═══ DATA PROVIDED

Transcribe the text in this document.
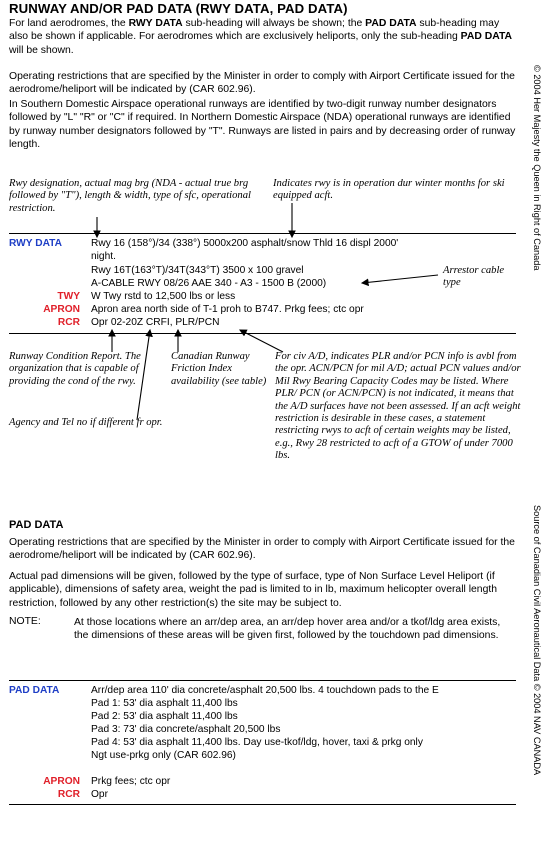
RUNWAY AND/OR PAD DATA (RWY DATA, PAD DATA)
For land aerodromes, the RWY DATA sub-heading will always be shown; the PAD DATA sub-heading may also be shown if applicable. For aerodromes which are exclusively heliports, only the sub-heading PAD DATA will be shown.
Operating restrictions that are specified by the Minister in order to comply with Airport Certificate issued for the aerodrome/heliport will be indicated by (CAR 602.96).
In Southern Domestic Airspace operational runways are identified by two-digit runway number designators followed by "L" "R" or "C" if required. In Northern Domestic Airspace (NDA) operational runways are identified by runway number designators followed by "T". Runways are listed in pairs and by decreasing order of runway length.
Rwy designation, actual mag brg (NDA - actual true brg followed by "T"), length & width, type of sfc, operational restriction.
Indicates rwy is in operation dur winter months for ski equipped acft.
RWY DATA
TWY
APRON
RCR
Rwy 16 (158°)/34 (338°) 5000x200 asphalt/snow Thld 16 displ 2000'
night.
Rwy 16T(163°T)/34T(343°T) 3500 x 100 gravel
A-CABLE RWY 08/26 AAE 340 - A3 - 1500 B (2000)
W Twy rstd to 12,500 lbs or less
Apron area north side of T-1 proh to B747. Prkg fees; ctc opr
Opr 02-20Z CRFI, PLR/PCN
Arrestor cable type
Runway Condition Report. The organization that is capable of providing the cond of the rwy.
Canadian Runway Friction Index availability (see table)
Agency and Tel no if different fr opr.
For civ A/D, indicates PLR and/or PCN info is avbl from the opr. ACN/PCN for mil A/D; actual PCN values and/or Mil Rwy Bearing Capacity Codes may be listed. Where PLR/ PCN (or ACN/PCN) is not indicated, it means that the A/D surfaces have not been assessed. If an acft weight restriction is desirable in these cases, a statement restricting rwys to acft of certain weights may be listed, e.g., Rwy 28 restricted to acft of a GTOW of under 7000 lbs.
PAD DATA
Operating restrictions that are specified by the Minister in order to comply with Airport Certificate issued for the aerodrome/heliport will be indicated by (CAR 602.96).
Actual pad dimensions will be given, followed by the type of surface, type of Non Surface Level Heliport (if applicable), dimensions of safety area, weight the pad is limited to in lb, maximum helicopter overall length restriction, followed by any other restriction(s) the site may be subject to.
NOTE:	At those locations where an arr/dep area, an arr/dep hover area and/or a tkof/ldg area exists, the dimensions of these areas will be given first, followed by the touchdown pad dimensions.
PAD DATA
APRON
RCR
Arr/dep area 110' dia concrete/asphalt 20,500 lbs. 4 touchdown pads to the E
Pad 1: 53' dia asphalt 11,400 lbs
Pad 2: 53' dia asphalt 11,400 lbs
Pad 3: 73' dia concrete/asphalt 20,500 lbs
Pad 4: 53' dia asphalt 11,400 lbs. Day use-tkof/ldg, hover, taxi & prkg only
Ngt use-prkg only (CAR 602.96)
Prkg fees; ctc opr
Opr
© 2004 Her Majesty the Queen in Right of Canada
Source of Canadian Civil Aeronautical Data © 2004 NAV CANADA
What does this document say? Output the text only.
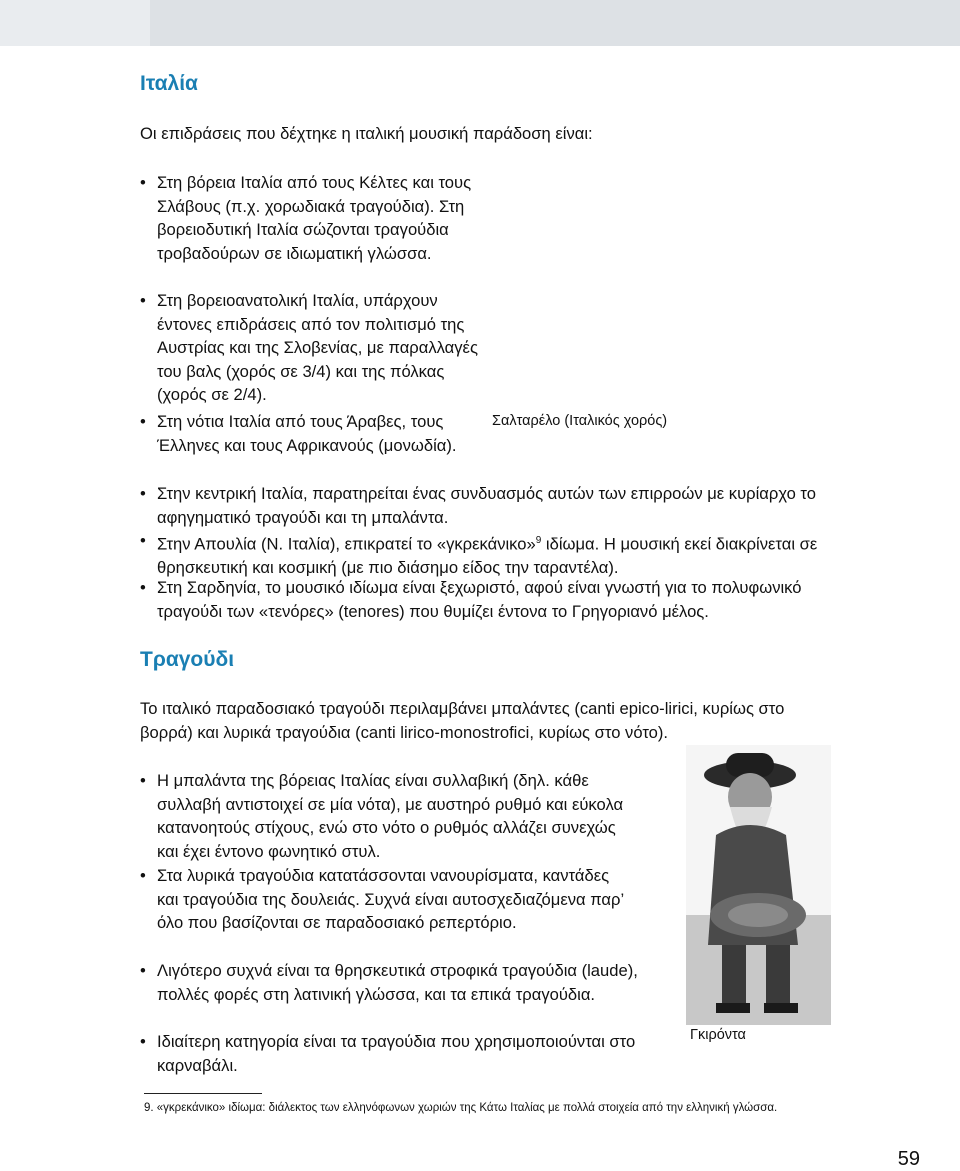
Ιταλία

Οι επιδράσεις που δέχτηκε η ιταλική μουσική παράδοση είναι:

• Στη βόρεια Ιταλία από τους Κέλτες και τους Σλάβους (π.χ. χορωδιακά τραγούδια). Στη βορειοδυτική Ιταλία σώζονται τραγούδια τροβαδούρων σε ιδιωματική γλώσσα.

• Στη βορειοανατολική Ιταλία, υπάρχουν έντονες επιδράσεις από τον πολιτισμό της Αυστρίας και της Σλοβενίας, με παραλλαγές του βαλς (χορός σε 3/4) και της πόλκας (χορός σε 2/4).

• Στη νότια Ιταλία από τους Άραβες, τους Έλληνες και τους Αφρικανούς (μονωδία).

Σαλταρέλο (Ιταλικός χορός)

• Στην κεντρική Ιταλία, παρατηρείται ένας συνδυασμός αυτών των επιρροών με κυρίαρχο το αφηγηματικό τραγούδι και τη μπαλάντα.

• Στην Απουλία (Ν. Ιταλία), επικρατεί το «γκρεκάνικο»$^9$ ιδίωμα. Η μουσική εκεί διακρίνεται σε θρησκευτική και κοσμική (με πιο διάσημο είδος την ταραντέλα).

• Στη Σαρδηνία, το μουσικό ιδίωμα είναι ξεχωριστό, αφού είναι γνωστή για το πολυφωνικό τραγούδι των «τενόρες» (tenores) που θυμίζει έντονα το Γρηγοριανό μέλος.

Τραγούδι

Το ιταλικό παραδοσιακό τραγούδι περιλαμβάνει μπαλάντες (canti epico-lirici, κυρίως στο βορρά) και λυρικά τραγούδια (canti lirico-monostrofici, κυρίως στο νότο).

• Η μπαλάντα της βόρειας Ιταλίας είναι συλλαβική (δηλ. κάθε συλλαβή αντιστοιχεί σε μία νότα), με αυστηρό ρυθμό και εύκολα κατανοητούς στίχους, ενώ στο νότο ο ρυθμός αλλάζει συνεχώς και έχει έντονο φωνητικό στυλ.

• Στα λυρικά τραγούδια κατατάσσονται νανουρίσματα, καντάδες και τραγούδια της δουλειάς. Συχνά είναι αυτοσχεδιαζόμενα παρ’ όλο που βασίζονται σε παραδοσιακό ρεπερτόριο.

• Λιγότερο συχνά είναι τα θρησκευτικά στροφικά τραγούδια (laude), πολλές φορές στη λατινική γλώσσα, και τα επικά τραγούδια.

• Ιδιαίτερη κατηγορία είναι τα τραγούδια που χρησιμοποιούνται στο καρναβάλι.

Γκιρόντα

9. «γκρεκάνικο» ιδίωμα: διάλεκτος των ελληνόφωνων χωριών της Κάτω Ιταλίας με πολλά στοιχεία από την ελληνική γλώσσα.

59
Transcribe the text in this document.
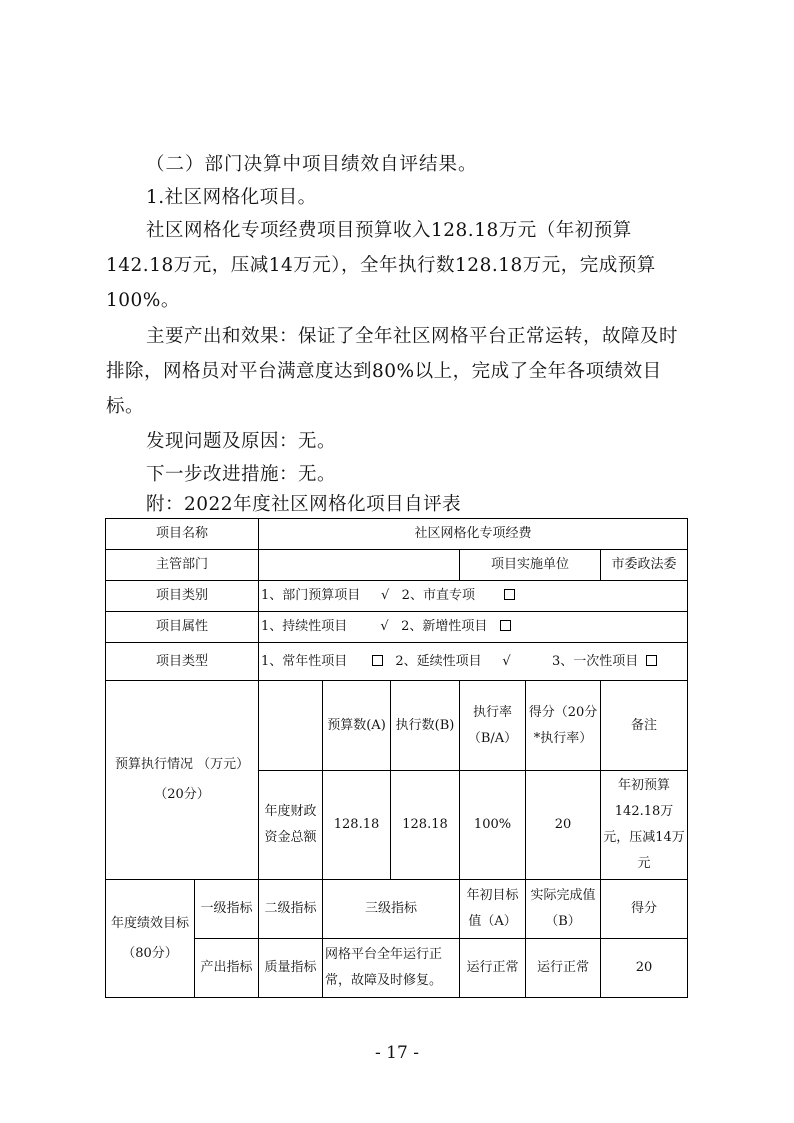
（二）部门决算中项目绩效自评结果。

1.社区网格化项目。

社区网格化专项经费项目预算收入128.18万元（年初预算142.18万元，压减14万元），全年执行数128.18万元，完成预算100%。

主要产出和效果：保证了全年社区网格平台正常运转，故障及时排除，网格员对平台满意度达到80%以上，完成了全年各项绩效目标。

发现问题及原因：无。

下一步改进措施：无。

附：2022年度社区网格化项目自评表

项目名称		社区网格化专项经费					
主管部门					项目实施单位		市委政法委
项目类别		1、部门预算项目 √ 2、市直专项					
项目属性		1、持续性项目 √ 2、新增性项目					
项目类型		1、常年性项目 2、延续性项目 √ 3、一次性项目					

预算执行情况 （万元）
（20分）			预算数(A)	执行数(B)	执行率（B/A）	得分（20分*执行率）	备注
		年度财政资金总额	128.18	128.18	100%	20	年初预算142.18万元，压减14万元

年度绩效目标
（80分）	一级指标	二级指标	三级指标		年初目标值（A）	实际完成值（B）	得分
	产出指标	质量指标	网格平台全年运行正常，故障及时修复。		运行正常	运行正常	20
- 17 -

══════

• THE EXERCISE: Pick out every line with the string "tkof" and copy it.

• SOLUTION:
NOTE:	At those locations where an arr/dep area, an arr/dep hover area and/or a tkof/ldg area exists, the dimensions of these areas will be given first, followed by the touchdown pad dimensions.
Pad 4: 53' dia asphalt 11,400 lbs. Day use-tkof/ldg, hover, taxi & prkg only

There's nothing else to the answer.